SET TASK:
Lift out all lines below that contain "Email".

PROVIDED DATA:
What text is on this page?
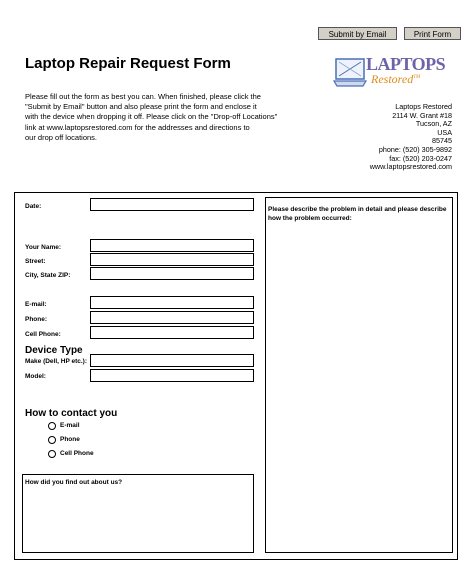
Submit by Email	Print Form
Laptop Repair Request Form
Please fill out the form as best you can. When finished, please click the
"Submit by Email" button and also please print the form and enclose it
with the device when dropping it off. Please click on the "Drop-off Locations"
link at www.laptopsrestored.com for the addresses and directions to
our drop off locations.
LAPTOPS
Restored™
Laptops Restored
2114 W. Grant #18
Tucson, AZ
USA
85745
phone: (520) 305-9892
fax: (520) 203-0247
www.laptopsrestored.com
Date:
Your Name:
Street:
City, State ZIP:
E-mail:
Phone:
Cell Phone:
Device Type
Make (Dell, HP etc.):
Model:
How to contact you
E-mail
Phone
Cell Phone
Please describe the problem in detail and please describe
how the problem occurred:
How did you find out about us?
---
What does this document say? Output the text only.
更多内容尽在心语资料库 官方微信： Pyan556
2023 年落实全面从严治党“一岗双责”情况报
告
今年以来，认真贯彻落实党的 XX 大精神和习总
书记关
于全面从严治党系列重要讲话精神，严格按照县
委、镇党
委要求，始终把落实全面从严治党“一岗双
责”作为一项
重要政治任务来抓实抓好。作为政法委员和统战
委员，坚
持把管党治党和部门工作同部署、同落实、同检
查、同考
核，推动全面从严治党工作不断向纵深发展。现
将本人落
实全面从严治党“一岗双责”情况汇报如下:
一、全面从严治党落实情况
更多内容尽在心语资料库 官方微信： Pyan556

RESPONSE TO THE TASK:
Submit by Email	Print Form
"Submit by Email" button and also please print the form and enclose it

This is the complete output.